**Given instruction**
Write out, precisely and in full, each line of the material.

**Supplied entries**
○ ○ ○ ○
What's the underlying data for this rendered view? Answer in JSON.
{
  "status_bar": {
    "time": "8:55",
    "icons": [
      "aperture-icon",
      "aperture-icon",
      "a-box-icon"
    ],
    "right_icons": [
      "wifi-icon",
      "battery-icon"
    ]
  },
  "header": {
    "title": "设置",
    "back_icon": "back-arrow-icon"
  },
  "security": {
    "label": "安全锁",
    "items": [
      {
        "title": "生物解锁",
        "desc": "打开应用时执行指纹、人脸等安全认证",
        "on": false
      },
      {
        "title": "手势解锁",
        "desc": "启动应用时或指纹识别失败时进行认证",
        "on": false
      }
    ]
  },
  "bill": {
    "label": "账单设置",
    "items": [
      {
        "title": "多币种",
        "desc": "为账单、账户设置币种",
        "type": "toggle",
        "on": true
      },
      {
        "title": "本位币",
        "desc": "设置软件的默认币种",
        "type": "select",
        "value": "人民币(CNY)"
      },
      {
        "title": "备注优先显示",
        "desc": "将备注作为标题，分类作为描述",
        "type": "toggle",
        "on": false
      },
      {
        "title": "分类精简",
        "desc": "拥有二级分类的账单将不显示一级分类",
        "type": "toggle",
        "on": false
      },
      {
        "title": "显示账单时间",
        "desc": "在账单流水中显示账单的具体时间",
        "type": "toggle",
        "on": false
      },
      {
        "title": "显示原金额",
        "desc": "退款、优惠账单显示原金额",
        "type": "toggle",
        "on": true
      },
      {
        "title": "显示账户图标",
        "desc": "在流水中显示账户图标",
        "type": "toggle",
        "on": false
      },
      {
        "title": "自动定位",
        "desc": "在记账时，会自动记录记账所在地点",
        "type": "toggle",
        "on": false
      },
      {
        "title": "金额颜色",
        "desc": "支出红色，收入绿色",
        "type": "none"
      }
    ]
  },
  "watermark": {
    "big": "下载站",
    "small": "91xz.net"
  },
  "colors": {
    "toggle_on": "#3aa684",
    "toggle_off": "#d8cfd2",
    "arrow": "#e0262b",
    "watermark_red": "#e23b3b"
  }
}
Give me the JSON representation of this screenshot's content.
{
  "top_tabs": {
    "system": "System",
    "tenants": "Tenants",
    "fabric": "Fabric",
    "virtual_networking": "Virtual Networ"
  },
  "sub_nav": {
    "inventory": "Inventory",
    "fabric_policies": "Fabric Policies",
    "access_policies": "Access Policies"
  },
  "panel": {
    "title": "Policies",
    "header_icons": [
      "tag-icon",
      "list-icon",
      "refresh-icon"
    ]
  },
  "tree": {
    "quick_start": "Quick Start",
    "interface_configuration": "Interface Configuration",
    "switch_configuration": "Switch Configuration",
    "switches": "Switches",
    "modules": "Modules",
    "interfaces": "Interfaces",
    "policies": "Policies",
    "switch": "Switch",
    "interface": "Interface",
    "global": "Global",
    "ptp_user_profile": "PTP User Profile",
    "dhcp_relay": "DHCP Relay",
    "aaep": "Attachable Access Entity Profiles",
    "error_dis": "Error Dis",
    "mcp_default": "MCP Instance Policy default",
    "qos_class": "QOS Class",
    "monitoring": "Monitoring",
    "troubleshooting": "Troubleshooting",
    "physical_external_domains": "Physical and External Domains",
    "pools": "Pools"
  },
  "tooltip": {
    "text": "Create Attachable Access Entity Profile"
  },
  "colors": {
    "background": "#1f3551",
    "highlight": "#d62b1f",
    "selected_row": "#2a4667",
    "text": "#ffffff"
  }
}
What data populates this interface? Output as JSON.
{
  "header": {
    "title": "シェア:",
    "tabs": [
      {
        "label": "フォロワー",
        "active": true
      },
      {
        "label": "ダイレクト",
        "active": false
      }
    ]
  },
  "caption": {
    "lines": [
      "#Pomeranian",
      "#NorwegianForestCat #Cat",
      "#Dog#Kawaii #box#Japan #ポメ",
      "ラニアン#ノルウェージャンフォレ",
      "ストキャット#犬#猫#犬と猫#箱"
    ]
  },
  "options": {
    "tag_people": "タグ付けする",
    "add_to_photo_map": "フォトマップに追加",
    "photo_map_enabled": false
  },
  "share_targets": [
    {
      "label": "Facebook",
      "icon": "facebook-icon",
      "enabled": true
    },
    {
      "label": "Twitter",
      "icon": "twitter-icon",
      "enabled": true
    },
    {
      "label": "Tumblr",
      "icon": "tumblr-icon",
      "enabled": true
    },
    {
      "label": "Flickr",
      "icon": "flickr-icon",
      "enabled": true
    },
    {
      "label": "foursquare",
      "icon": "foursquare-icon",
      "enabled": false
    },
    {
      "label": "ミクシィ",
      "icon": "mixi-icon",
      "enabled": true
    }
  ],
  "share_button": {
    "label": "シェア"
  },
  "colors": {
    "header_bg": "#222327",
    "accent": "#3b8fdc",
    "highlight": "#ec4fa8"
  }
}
○ ○ ○ ○
**Result**
What's the underlying data for this rendered view? Answer in JSON.
{
  "status_bar": {
    "time": "8:55",
    "icons": [
      "aperture-icon",
      "aperture-icon",
      "a-box-icon"
    ],
    "right_icons": [
      "wifi-icon",
      "battery-icon"
    ]
  },
  "header": {
    "title": "设置",
    "back_icon": "back-arrow-icon"
  },
  "security": {
    "label": "安全锁",
    "items": [
      {
        "title": "生物解锁",
        "desc": "打开应用时执行指纹、人脸等安全认证",
        "on": false
      },
      {
        "title": "手势解锁",
        "desc": "启动应用时或指纹识别失败时进行认证",
        "on": false
      }
    ]
  },
  "bill": {
    "label": "账单设置",
    "items": [
      {
        "title": "多币种",
        "desc": "为账单、账户设置币种",
        "type": "toggle",
        "on": true
      },
      {
        "title": "本位币",
        "desc": "设置软件的默认币种",
        "type": "select",
        "value": "人民币(CNY)"
      },
      {
        "title": "备注优先显示",
        "desc": "将备注作为标题，分类作为描述",
        "type": "toggle",
        "on": false
      },
      {
        "title": "分类精简",
        "desc": "拥有二级分类的账单将不显示一级分类",
        "type": "toggle",
        "on": false
      },
      {
        "title": "显示账单时间",
        "desc": "在账单流水中显示账单的具体时间",
        "type": "toggle",
        "on": false
      },
      {
        "title": "显示原金额",
        "desc": "退款、优惠账单显示原金额",
        "type": "toggle",
        "on": true
      },
      {
        "title": "显示账户图标",
        "desc": "在流水中显示账户图标",
        "type": "toggle",
        "on": false
      },
      {
        "title": "自动定位",
        "desc": "在记账时，会自动记录记账所在地点",
        "type": "toggle",
        "on": false
      },
      {
        "title": "金额颜色",
        "desc": "支出红色，收入绿色",
        "type": "none"
      }
    ]
  },
  "watermark": {
    "big": "下载站",
    "small": "91xz.net"
  },
  "colors": {
    "toggle_on": "#3aa684",
    "toggle_off": "#d8cfd2",
    "arrow": "#e0262b",
    "watermark_red": "#e23b3b"
  }
}
Give me the JSON representation of this screenshot's content.
{
  "top_tabs": {
    "system": "System",
    "tenants": "Tenants",
    "fabric": "Fabric",
    "virtual_networking": "Virtual Networ"
  },
  "sub_nav": {
    "inventory": "Inventory",
    "fabric_policies": "Fabric Policies",
    "access_policies": "Access Policies"
  },
  "panel": {
    "title": "Policies",
    "header_icons": [
      "tag-icon",
      "list-icon",
      "refresh-icon"
    ]
  },
  "tree": {
    "quick_start": "Quick Start",
    "interface_configuration": "Interface Configuration",
    "switch_configuration": "Switch Configuration",
    "switches": "Switches",
    "modules": "Modules",
    "interfaces": "Interfaces",
    "policies": "Policies",
    "switch": "Switch",
    "interface": "Interface",
    "global": "Global",
    "ptp_user_profile": "PTP User Profile",
    "dhcp_relay": "DHCP Relay",
    "aaep": "Attachable Access Entity Profiles",
    "error_dis": "Error Dis",
    "mcp_default": "MCP Instance Policy default",
    "qos_class": "QOS Class",
    "monitoring": "Monitoring",
    "troubleshooting": "Troubleshooting",
    "physical_external_domains": "Physical and External Domains",
    "pools": "Pools"
  },
  "tooltip": {
    "text": "Create Attachable Access Entity Profile"
  },
  "colors": {
    "background": "#1f3551",
    "highlight": "#d62b1f",
    "selected_row": "#2a4667",
    "text": "#ffffff"
  }
}
What data populates this interface? Output as JSON.
{
  "header": {
    "title": "シェア:",
    "tabs": [
      {
        "label": "フォロワー",
        "active": true
      },
      {
        "label": "ダイレクト",
        "active": false
      }
    ]
  },
  "caption": {
    "lines": [
      "#Pomeranian",
      "#NorwegianForestCat #Cat",
      "#Dog#Kawaii #box#Japan #ポメ",
      "ラニアン#ノルウェージャンフォレ",
      "ストキャット#犬#猫#犬と猫#箱"
    ]
  },
  "options": {
    "tag_people": "タグ付けする",
    "add_to_photo_map": "フォトマップに追加",
    "photo_map_enabled": false
  },
  "share_targets": [
    {
      "label": "Facebook",
      "icon": "facebook-icon",
      "enabled": true
    },
    {
      "label": "Twitter",
      "icon": "twitter-icon",
      "enabled": true
    },
    {
      "label": "Tumblr",
      "icon": "tumblr-icon",
      "enabled": true
    },
    {
      "label": "Flickr",
      "icon": "flickr-icon",
      "enabled": true
    },
    {
      "label": "foursquare",
      "icon": "foursquare-icon",
      "enabled": false
    },
    {
      "label": "ミクシィ",
      "icon": "mixi-icon",
      "enabled": true
    }
  ],
  "share_button": {
    "label": "シェア"
  },
  "colors": {
    "header_bg": "#222327",
    "accent": "#3b8fdc",
    "highlight": "#ec4fa8"
  }
}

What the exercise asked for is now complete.